### Exercise prompt
Starting with the line that contains "Read this page and output its text content.", reproduce each line through the end of the entries exactly as written.

[Stored records]
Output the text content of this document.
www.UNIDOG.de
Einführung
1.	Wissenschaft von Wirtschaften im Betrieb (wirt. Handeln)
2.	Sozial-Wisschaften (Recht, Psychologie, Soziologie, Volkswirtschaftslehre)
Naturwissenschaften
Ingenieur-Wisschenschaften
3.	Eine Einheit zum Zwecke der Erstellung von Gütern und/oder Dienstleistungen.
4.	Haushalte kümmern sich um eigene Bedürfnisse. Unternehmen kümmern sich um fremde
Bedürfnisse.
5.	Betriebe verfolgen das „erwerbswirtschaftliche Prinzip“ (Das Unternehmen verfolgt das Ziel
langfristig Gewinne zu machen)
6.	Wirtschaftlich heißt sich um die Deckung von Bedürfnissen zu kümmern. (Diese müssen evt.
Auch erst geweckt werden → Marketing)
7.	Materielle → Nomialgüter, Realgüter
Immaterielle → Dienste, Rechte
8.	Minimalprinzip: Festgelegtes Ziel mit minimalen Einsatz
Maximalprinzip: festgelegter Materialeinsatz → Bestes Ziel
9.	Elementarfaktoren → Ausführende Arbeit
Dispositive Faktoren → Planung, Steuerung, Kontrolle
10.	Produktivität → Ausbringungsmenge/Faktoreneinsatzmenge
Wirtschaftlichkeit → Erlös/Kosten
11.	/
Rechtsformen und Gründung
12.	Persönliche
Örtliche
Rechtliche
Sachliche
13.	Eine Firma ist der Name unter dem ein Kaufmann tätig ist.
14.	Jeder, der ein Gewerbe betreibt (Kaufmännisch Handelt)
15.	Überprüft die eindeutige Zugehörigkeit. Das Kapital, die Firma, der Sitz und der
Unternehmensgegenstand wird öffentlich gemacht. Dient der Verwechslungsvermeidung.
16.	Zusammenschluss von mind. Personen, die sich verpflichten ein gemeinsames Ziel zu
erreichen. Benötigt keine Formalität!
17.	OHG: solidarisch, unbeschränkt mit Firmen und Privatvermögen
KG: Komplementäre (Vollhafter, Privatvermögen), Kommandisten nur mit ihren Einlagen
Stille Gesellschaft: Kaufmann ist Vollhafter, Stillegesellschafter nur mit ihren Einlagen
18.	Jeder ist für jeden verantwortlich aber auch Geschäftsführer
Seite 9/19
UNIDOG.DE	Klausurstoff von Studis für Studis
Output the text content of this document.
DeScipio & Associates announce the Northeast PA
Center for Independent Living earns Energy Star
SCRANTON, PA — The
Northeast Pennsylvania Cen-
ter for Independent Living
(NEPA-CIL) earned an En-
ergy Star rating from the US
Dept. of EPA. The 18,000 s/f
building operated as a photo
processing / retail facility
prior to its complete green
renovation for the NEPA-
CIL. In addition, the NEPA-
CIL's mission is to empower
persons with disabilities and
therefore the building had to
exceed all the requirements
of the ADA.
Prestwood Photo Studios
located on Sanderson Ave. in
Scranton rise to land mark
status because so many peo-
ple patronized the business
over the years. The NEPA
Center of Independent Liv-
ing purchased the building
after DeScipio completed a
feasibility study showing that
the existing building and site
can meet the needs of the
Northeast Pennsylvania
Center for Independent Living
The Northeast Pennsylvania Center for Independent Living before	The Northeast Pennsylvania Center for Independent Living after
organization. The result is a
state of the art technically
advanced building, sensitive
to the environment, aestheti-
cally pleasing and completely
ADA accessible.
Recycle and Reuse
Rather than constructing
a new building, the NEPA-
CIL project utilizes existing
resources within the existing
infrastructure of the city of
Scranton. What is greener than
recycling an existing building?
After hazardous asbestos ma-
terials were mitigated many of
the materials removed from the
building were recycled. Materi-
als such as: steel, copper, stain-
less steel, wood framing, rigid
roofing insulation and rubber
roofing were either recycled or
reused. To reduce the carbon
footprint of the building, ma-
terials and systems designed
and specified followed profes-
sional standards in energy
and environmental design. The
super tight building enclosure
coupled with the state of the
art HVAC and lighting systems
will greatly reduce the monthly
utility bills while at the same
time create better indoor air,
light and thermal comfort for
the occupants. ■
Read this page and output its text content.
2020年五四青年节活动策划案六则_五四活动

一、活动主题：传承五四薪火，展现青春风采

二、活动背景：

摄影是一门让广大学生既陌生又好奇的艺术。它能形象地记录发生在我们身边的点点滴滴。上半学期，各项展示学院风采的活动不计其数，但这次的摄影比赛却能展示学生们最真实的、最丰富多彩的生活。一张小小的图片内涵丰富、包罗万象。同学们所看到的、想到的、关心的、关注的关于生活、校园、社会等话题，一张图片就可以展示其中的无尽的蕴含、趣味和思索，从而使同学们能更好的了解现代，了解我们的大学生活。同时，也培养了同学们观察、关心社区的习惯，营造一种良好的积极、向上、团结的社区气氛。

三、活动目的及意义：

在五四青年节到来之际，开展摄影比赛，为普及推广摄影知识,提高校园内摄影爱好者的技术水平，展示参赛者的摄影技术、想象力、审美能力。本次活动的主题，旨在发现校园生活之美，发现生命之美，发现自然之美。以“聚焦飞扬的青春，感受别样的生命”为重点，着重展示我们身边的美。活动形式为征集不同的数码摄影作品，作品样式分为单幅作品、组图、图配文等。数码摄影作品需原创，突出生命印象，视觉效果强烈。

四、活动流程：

### Response to the exercise
Read this page and output its text content.
2020年五四青年节活动策划案六则_五四活动

一、活动主题：传承五四薪火，展现青春风采

二、活动背景：

摄影是一门让广大学生既陌生又好奇的艺术。它能形象地记录发生在我们身边的点点滴滴。上半学期，各项展示学院风采的活动不计其数，但这次的摄影比赛却能展示学生们最真实的、最丰富多彩的生活。一张小小的图片内涵丰富、包罗万象。同学们所看到的、想到的、关心的、关注的关于生活、校园、社会等话题，一张图片就可以展示其中的无尽的蕴含、趣味和思索，从而使同学们能更好的了解现代，了解我们的大学生活。同时，也培养了同学们观察、关心社区的习惯，营造一种良好的积极、向上、团结的社区气氛。

三、活动目的及意义：

在五四青年节到来之际，开展摄影比赛，为普及推广摄影知识,提高校园内摄影爱好者的技术水平，展示参赛者的摄影技术、想象力、审美能力。本次活动的主题，旨在发现校园生活之美，发现生命之美，发现自然之美。以“聚焦飞扬的青春，感受别样的生命”为重点，着重展示我们身边的美。活动形式为征集不同的数码摄影作品，作品样式分为单幅作品、组图、图配文等。数码摄影作品需原创，突出生命印象，视觉效果强烈。

四、活动流程：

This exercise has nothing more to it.